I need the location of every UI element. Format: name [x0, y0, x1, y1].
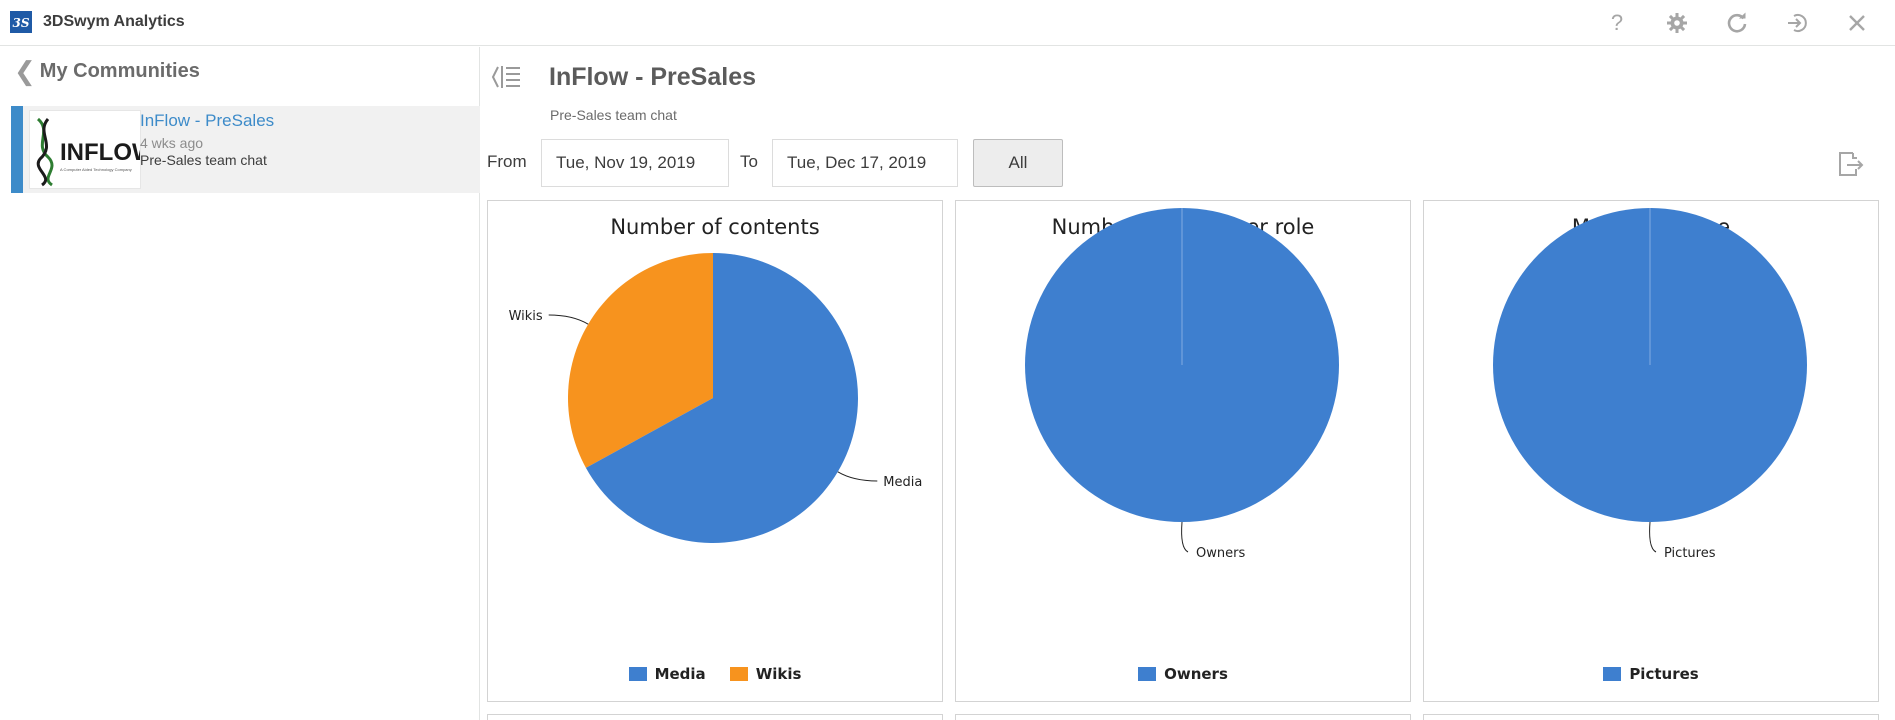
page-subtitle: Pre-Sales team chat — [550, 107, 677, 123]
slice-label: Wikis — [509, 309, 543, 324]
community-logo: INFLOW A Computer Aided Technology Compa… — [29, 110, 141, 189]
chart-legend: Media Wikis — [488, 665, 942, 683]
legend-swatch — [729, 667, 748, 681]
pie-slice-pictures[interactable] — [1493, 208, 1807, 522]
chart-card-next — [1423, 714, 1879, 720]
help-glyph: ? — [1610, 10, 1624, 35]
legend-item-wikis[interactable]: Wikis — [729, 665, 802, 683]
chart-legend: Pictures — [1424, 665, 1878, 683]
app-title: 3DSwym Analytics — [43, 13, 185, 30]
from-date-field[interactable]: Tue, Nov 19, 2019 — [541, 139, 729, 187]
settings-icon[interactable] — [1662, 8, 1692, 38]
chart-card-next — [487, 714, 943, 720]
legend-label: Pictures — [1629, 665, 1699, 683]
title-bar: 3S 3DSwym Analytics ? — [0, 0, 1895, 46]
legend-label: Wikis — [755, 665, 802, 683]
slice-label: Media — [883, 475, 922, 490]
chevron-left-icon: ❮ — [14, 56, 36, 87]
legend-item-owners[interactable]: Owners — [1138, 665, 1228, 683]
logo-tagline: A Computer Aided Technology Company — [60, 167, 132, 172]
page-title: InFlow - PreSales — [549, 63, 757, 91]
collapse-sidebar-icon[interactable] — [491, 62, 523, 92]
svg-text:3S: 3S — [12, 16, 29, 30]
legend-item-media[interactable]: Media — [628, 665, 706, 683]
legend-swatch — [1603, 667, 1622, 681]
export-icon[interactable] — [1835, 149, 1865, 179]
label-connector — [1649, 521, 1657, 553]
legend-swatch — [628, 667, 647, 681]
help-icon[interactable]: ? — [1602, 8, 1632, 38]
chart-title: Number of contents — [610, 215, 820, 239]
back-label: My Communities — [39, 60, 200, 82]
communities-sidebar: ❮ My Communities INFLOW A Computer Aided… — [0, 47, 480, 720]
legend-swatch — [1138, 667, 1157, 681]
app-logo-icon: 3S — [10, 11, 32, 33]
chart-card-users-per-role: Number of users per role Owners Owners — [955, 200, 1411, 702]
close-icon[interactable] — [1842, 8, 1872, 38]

***

PROBLEM TO SOLVE: Copy the material verbatim, from the line with "page-subtitle: Pre-Sales team" to the line with "slice-label: Media — [883, 475, 922, 490]", both included.

RESULT OF THE TASK:
page-subtitle: Pre-Sales team chat — [550, 107, 677, 123]
slice-label: Wikis — [509, 309, 543, 324]
community-logo: INFLOW A Computer Aided Technology Compa… — [29, 110, 141, 189]
chart-legend: Media Wikis — [488, 665, 942, 683]
legend-swatch — [729, 667, 748, 681]
pie-slice-pictures[interactable] — [1493, 208, 1807, 522]
chart-card-next — [1423, 714, 1879, 720]
help-glyph: ? — [1610, 10, 1624, 35]
legend-item-wikis[interactable]: Wikis — [729, 665, 802, 683]
chart-legend: Pictures — [1424, 665, 1878, 683]
app-title: 3DSwym Analytics — [43, 13, 185, 30]
from-date-field[interactable]: Tue, Nov 19, 2019 — [541, 139, 729, 187]
settings-icon[interactable] — [1662, 8, 1692, 38]
chart-card-next — [487, 714, 943, 720]
legend-label: Pictures — [1629, 665, 1699, 683]
title-bar: 3S 3DSwym Analytics ? — [0, 0, 1895, 46]
legend-label: Wikis — [755, 665, 802, 683]
slice-label: Media — [883, 475, 922, 490]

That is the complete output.